Copy out each line that mentions the word "guard".

## Start SOURCE RECORDS

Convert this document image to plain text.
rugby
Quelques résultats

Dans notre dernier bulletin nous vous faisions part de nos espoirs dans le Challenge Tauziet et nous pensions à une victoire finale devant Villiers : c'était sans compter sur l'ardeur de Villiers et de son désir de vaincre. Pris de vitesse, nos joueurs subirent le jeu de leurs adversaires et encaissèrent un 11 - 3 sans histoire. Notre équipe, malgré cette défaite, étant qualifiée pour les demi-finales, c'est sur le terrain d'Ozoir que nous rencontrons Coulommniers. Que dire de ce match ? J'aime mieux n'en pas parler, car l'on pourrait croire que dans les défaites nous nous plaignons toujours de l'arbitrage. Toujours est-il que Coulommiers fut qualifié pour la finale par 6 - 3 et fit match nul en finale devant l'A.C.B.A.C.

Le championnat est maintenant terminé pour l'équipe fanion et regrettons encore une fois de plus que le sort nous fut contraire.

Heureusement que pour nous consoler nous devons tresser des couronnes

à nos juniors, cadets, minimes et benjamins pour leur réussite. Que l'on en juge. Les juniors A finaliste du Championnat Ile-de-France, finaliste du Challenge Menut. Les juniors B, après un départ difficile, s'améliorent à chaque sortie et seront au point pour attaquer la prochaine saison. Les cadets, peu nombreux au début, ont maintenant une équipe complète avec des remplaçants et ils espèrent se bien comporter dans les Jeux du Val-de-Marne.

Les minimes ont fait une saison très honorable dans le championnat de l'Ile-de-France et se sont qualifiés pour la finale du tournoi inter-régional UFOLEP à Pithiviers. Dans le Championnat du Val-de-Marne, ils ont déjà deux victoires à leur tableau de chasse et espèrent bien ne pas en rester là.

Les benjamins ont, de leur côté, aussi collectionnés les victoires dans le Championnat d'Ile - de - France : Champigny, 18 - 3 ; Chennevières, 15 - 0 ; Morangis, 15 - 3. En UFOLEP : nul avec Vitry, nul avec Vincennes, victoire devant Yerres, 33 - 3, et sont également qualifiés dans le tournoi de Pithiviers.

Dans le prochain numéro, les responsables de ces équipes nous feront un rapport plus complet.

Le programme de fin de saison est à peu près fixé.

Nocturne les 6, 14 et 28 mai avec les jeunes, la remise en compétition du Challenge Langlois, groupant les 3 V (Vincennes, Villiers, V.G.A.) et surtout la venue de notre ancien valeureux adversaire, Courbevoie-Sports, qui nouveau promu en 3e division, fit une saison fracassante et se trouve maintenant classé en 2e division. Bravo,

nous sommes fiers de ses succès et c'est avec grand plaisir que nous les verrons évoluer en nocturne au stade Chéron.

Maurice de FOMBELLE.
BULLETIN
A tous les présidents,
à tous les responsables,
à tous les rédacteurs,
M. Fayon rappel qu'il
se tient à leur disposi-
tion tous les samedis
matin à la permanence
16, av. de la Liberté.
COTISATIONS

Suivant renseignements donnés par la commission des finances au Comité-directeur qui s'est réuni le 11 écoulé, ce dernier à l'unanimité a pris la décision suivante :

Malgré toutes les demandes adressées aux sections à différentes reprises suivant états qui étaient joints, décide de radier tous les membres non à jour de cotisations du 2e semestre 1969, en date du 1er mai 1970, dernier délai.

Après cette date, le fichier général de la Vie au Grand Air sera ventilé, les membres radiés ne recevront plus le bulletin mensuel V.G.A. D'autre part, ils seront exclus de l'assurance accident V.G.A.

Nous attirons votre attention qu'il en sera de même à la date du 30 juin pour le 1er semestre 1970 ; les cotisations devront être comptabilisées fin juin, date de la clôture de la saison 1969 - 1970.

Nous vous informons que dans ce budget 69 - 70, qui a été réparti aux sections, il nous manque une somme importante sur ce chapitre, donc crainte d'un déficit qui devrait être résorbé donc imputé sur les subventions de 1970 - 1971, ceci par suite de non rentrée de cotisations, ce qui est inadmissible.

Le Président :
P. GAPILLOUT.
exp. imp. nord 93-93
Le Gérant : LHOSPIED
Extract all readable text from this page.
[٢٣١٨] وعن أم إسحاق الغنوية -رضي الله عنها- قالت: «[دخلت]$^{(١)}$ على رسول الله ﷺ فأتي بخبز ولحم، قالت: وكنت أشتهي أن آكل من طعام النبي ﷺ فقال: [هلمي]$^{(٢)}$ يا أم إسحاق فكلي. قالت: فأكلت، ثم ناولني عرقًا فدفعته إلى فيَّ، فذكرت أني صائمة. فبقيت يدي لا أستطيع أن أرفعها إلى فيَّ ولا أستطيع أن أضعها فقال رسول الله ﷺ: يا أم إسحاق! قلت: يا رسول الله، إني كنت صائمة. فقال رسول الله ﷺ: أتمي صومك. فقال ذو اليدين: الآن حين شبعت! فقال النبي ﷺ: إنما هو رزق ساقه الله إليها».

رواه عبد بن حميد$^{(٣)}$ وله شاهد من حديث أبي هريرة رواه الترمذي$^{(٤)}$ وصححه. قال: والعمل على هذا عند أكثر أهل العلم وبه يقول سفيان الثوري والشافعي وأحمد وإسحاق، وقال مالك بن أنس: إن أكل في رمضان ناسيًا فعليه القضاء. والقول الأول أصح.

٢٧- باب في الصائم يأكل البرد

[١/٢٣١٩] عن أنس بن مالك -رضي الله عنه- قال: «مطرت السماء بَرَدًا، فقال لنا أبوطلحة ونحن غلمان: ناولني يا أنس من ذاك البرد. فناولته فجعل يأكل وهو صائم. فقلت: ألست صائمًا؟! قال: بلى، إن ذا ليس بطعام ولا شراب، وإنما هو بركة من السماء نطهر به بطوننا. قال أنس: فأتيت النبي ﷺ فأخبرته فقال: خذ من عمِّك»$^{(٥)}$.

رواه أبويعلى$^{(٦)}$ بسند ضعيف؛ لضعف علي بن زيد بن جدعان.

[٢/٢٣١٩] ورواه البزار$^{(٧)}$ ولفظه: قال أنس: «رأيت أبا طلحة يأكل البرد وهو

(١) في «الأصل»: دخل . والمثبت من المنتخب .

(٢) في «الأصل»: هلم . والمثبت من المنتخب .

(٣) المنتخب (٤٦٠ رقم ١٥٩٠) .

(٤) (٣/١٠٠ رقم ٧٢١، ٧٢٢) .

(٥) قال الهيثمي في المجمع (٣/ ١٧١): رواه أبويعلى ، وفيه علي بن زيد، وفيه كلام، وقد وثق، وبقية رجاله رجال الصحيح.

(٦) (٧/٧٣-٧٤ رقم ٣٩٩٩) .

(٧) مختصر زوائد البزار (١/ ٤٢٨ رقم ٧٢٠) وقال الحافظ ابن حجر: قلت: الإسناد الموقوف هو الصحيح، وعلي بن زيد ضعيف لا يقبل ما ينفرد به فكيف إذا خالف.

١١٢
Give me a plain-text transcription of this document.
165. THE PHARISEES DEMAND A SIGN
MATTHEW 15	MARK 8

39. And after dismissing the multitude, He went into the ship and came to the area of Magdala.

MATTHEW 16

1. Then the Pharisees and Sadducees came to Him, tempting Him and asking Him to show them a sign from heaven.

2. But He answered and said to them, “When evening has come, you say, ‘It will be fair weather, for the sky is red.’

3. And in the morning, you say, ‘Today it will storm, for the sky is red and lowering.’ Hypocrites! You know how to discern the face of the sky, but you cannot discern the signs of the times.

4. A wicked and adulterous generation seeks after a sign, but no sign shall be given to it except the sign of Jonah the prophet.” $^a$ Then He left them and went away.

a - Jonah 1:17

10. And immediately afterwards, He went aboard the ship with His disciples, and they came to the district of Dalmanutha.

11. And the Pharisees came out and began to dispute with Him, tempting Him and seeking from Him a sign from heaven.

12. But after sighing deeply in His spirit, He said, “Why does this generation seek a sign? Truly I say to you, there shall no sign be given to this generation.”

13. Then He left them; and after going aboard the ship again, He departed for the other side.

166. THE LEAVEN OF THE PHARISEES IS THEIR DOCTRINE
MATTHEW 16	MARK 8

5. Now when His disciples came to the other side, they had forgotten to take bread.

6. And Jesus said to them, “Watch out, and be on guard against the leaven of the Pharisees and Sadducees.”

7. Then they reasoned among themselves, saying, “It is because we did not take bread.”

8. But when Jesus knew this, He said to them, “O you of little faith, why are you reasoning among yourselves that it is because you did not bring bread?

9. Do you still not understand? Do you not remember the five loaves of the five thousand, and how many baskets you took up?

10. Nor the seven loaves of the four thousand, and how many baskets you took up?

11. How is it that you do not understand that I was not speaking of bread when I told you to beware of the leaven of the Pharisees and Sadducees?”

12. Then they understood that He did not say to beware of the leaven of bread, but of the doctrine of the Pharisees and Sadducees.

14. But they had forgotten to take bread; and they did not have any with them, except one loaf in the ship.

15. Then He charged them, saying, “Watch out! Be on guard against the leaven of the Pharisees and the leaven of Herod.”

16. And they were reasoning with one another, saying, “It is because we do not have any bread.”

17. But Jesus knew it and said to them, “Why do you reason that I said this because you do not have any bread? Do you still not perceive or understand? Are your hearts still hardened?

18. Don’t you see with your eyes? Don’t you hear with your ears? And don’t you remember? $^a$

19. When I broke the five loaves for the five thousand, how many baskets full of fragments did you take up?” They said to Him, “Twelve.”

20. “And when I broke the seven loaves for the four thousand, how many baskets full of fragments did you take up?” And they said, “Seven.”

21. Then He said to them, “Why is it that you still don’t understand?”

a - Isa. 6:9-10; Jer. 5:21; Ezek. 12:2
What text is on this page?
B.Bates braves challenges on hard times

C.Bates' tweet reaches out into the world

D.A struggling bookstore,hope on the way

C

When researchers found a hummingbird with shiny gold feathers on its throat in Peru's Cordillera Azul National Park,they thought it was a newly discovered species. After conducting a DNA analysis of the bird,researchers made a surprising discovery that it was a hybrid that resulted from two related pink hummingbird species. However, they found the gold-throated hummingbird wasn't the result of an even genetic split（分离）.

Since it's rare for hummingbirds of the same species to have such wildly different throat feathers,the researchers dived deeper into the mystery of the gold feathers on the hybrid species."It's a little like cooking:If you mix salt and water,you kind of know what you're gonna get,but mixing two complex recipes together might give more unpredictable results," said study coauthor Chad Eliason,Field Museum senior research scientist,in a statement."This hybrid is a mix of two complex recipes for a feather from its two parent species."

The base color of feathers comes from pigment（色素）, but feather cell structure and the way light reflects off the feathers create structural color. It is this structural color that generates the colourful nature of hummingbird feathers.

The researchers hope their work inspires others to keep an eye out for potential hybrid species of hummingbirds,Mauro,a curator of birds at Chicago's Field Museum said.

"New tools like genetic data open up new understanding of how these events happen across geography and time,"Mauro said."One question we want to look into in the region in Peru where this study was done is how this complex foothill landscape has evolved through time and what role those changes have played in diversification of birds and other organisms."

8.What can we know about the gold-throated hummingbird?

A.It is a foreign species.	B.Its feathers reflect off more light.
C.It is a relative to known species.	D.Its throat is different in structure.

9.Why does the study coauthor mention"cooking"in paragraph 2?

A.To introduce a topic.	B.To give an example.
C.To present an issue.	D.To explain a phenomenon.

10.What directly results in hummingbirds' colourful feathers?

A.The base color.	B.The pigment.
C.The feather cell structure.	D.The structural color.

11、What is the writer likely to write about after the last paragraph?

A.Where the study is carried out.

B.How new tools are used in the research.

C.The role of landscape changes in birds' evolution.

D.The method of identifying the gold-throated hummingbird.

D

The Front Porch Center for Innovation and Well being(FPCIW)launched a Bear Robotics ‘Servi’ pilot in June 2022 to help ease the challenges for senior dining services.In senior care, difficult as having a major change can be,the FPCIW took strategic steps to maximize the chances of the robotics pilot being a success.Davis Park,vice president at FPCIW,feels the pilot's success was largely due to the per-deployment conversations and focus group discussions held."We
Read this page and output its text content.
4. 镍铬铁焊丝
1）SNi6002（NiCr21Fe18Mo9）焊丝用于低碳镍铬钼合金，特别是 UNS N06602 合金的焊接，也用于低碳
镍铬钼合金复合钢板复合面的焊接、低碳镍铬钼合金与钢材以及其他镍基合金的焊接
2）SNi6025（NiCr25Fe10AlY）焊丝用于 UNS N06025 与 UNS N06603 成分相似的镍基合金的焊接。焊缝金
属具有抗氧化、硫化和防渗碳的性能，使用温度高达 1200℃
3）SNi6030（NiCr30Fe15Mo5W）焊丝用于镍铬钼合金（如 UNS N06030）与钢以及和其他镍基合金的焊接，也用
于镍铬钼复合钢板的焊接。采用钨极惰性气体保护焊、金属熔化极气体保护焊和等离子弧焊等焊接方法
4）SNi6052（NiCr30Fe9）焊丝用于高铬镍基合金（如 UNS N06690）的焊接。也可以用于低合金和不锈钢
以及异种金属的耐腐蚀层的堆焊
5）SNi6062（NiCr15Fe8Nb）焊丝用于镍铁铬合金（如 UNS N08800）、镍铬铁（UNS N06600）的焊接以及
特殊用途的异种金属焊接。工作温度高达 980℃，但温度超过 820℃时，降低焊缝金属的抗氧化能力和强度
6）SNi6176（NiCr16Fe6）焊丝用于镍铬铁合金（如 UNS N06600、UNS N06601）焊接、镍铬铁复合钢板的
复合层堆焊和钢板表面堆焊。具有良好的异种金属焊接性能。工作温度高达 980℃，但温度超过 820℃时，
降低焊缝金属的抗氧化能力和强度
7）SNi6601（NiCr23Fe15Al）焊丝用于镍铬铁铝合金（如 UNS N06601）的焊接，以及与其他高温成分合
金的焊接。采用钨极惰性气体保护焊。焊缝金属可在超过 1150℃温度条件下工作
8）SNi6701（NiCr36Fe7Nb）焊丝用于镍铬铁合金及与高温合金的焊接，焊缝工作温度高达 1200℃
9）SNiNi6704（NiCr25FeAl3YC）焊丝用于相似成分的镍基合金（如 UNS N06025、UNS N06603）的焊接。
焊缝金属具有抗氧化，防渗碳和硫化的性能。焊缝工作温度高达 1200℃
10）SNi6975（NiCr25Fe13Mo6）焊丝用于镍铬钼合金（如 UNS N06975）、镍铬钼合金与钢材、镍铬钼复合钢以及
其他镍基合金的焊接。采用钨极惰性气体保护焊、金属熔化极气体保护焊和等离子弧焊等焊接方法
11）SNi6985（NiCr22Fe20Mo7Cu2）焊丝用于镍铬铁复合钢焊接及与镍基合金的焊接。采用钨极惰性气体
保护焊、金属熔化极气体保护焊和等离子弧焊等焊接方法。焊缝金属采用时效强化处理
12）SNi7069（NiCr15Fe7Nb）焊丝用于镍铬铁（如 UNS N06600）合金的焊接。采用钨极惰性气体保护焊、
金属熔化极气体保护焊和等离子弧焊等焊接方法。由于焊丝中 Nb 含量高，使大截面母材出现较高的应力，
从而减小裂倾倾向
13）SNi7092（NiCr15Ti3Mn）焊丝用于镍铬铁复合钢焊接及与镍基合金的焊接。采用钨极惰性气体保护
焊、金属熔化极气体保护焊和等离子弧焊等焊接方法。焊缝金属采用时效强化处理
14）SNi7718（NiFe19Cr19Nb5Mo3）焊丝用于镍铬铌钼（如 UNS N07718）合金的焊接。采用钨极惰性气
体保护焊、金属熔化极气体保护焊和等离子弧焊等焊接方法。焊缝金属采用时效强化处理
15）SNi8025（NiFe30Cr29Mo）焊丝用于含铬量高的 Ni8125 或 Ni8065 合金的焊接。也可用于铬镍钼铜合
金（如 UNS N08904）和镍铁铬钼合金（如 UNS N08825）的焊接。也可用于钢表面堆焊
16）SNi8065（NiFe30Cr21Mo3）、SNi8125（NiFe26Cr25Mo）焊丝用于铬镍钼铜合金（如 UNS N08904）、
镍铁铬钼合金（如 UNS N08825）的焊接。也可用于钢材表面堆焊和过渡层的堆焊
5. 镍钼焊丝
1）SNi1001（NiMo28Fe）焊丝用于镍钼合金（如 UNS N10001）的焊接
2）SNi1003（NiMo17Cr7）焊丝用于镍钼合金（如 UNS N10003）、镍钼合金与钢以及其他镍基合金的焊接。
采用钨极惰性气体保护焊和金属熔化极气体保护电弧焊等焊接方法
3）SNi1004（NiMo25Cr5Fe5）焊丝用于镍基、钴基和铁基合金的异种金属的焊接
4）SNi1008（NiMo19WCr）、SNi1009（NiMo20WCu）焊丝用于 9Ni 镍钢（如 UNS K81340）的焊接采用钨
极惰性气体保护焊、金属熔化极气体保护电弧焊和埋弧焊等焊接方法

## End SOURCE RECORDS

**SOLUTION FOR THIS PROBLEM**.
6. And Jesus said to them, “Watch out, and be on guard against the leaven of the Pharisees and Sadducees.”
15. Then He charged them, saying, “Watch out! Be on guard against the leaven of the Pharisees and the leaven of Herod.”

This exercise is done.